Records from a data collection
• • •
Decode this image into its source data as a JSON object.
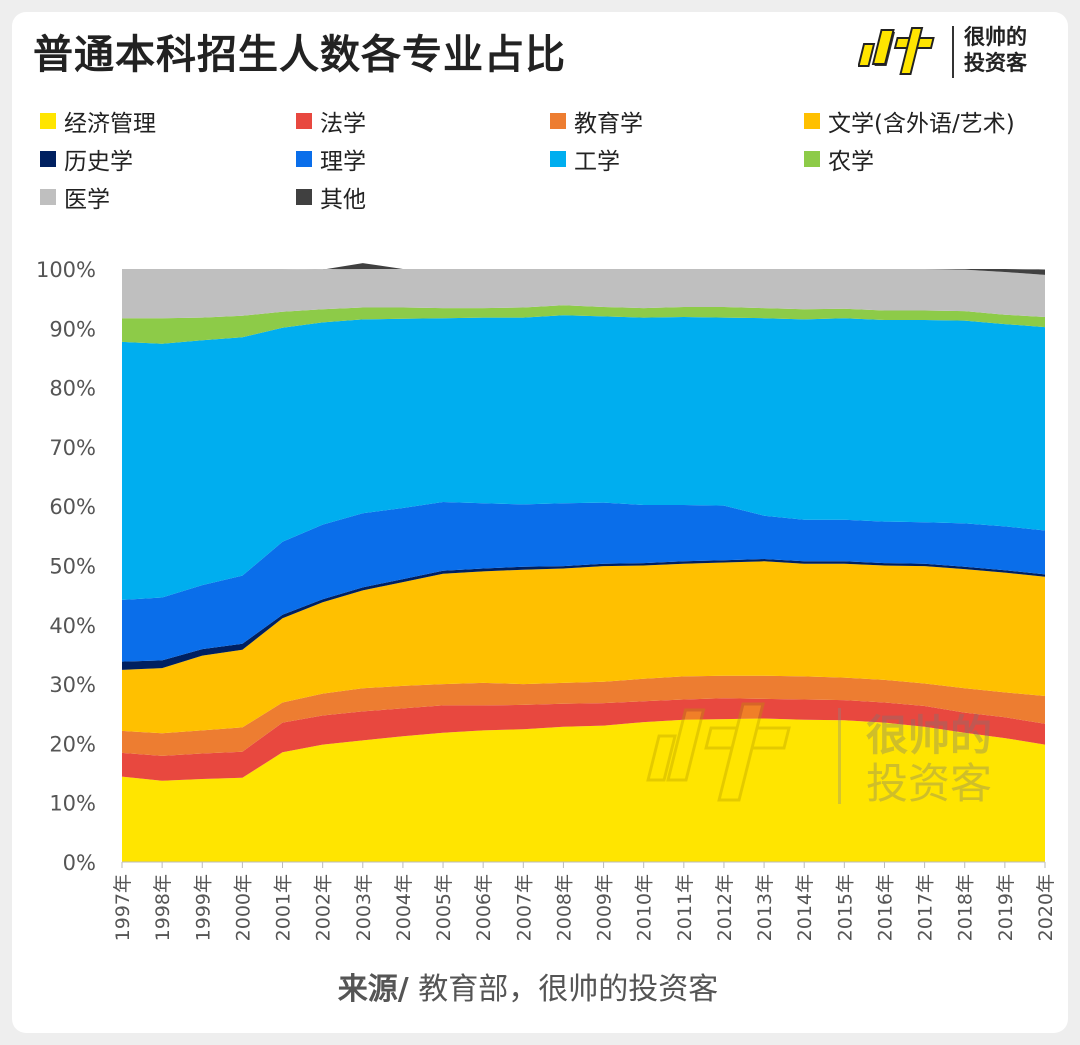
{
  "title": "普通本科招生人数各专业占比",
  "logo": {
    "mark": "帅",
    "brand_line1": "很帅的",
    "brand_line2": "投资客"
  },
  "watermark": {
    "line1": "很帅的",
    "line2": "投资客"
  },
  "source": {
    "prefix": "来源/",
    "text": " 教育部，很帅的投资客"
  },
  "chart_data": {
    "type": "area",
    "stacked": true,
    "percent": true,
    "title": "普通本科招生人数各专业占比",
    "xlabel": "",
    "ylabel": "",
    "ylim": [
      0,
      100
    ],
    "yticks": [
      "0%",
      "10%",
      "20%",
      "30%",
      "40%",
      "50%",
      "60%",
      "70%",
      "80%",
      "90%",
      "100%"
    ],
    "legend_position": "top",
    "grid": false,
    "categories": [
      "1997年",
      "1998年",
      "1999年",
      "2000年",
      "2001年",
      "2002年",
      "2003年",
      "2004年",
      "2005年",
      "2006年",
      "2007年",
      "2008年",
      "2009年",
      "2010年",
      "2011年",
      "2012年",
      "2013年",
      "2014年",
      "2015年",
      "2016年",
      "2017年",
      "2018年",
      "2019年",
      "2020年"
    ],
    "series": [
      {
        "name": "经济管理",
        "color": "#FFE500",
        "values": [
          14.4,
          13.7,
          14.0,
          14.2,
          18.5,
          19.8,
          20.5,
          21.2,
          21.8,
          22.2,
          22.4,
          22.8,
          23.0,
          23.6,
          24.0,
          24.1,
          24.2,
          24.0,
          23.9,
          23.5,
          22.8,
          21.8,
          20.9,
          19.8
        ]
      },
      {
        "name": "法学",
        "color": "#E8483F",
        "values": [
          4.0,
          4.2,
          4.3,
          4.4,
          5.0,
          4.9,
          4.9,
          4.7,
          4.6,
          4.2,
          4.1,
          3.9,
          3.8,
          3.5,
          3.4,
          3.5,
          3.3,
          3.4,
          3.4,
          3.4,
          3.5,
          3.4,
          3.5,
          3.5
        ]
      },
      {
        "name": "教育学",
        "color": "#ED7D31",
        "values": [
          3.7,
          3.8,
          3.9,
          4.1,
          3.4,
          3.7,
          3.9,
          3.8,
          3.6,
          3.8,
          3.5,
          3.5,
          3.6,
          3.8,
          3.9,
          3.8,
          3.9,
          3.9,
          3.8,
          3.8,
          3.8,
          4.1,
          4.2,
          4.7
        ]
      },
      {
        "name": "文学(含外语/艺术)",
        "color": "#FFC000",
        "values": [
          10.3,
          11.0,
          12.6,
          13.1,
          14.2,
          15.4,
          16.5,
          17.5,
          18.6,
          18.8,
          19.3,
          19.3,
          19.5,
          19.1,
          19.0,
          19.1,
          19.3,
          19.0,
          19.2,
          19.3,
          19.8,
          20.1,
          20.2,
          20.1
        ]
      },
      {
        "name": "历史学",
        "color": "#002060",
        "values": [
          1.4,
          1.3,
          1.1,
          1.0,
          0.6,
          0.5,
          0.5,
          0.5,
          0.5,
          0.5,
          0.5,
          0.4,
          0.4,
          0.4,
          0.4,
          0.4,
          0.4,
          0.4,
          0.4,
          0.4,
          0.4,
          0.4,
          0.4,
          0.4
        ]
      },
      {
        "name": "理学",
        "color": "#0A6EEA",
        "values": [
          10.4,
          10.6,
          10.8,
          11.5,
          12.3,
          12.6,
          12.5,
          12.0,
          11.6,
          11.0,
          10.5,
          10.6,
          10.3,
          9.8,
          9.5,
          9.2,
          7.3,
          7.0,
          7.0,
          7.0,
          7.0,
          7.3,
          7.4,
          7.4
        ]
      },
      {
        "name": "工学",
        "color": "#00AEEF",
        "values": [
          43.5,
          42.8,
          41.3,
          40.2,
          36.1,
          34.1,
          32.7,
          31.9,
          31.0,
          31.3,
          31.5,
          31.7,
          31.4,
          31.6,
          31.7,
          31.7,
          33.3,
          33.8,
          34.0,
          34.0,
          34.1,
          34.2,
          34.1,
          34.3
        ]
      },
      {
        "name": "农学",
        "color": "#8DCB48",
        "values": [
          4.0,
          4.3,
          3.8,
          3.6,
          2.7,
          2.2,
          2.0,
          1.9,
          1.7,
          1.6,
          1.7,
          1.7,
          1.6,
          1.6,
          1.7,
          1.8,
          1.7,
          1.7,
          1.6,
          1.6,
          1.6,
          1.6,
          1.6,
          1.7
        ]
      },
      {
        "name": "医学",
        "color": "#BFBFBF",
        "values": [
          8.3,
          8.3,
          8.2,
          7.9,
          7.2,
          6.7,
          7.5,
          6.5,
          6.6,
          6.6,
          6.5,
          6.1,
          6.4,
          6.6,
          6.4,
          6.4,
          6.6,
          6.8,
          6.7,
          7.0,
          7.0,
          7.0,
          7.2,
          7.1
        ]
      },
      {
        "name": "其他",
        "color": "#404040",
        "values": [
          0,
          0,
          0,
          0,
          0,
          0,
          0,
          0,
          0,
          0,
          0,
          0,
          0,
          0,
          0,
          0,
          0,
          0,
          0,
          0,
          0,
          0.1,
          0.5,
          0.9
        ]
      }
    ]
  }
}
• • •
» REQUEST
Using the listing above, show each line holding the string "source".

» ANSWER TO THE TASK
Decode this image into its source data as a JSON object.
  "source": {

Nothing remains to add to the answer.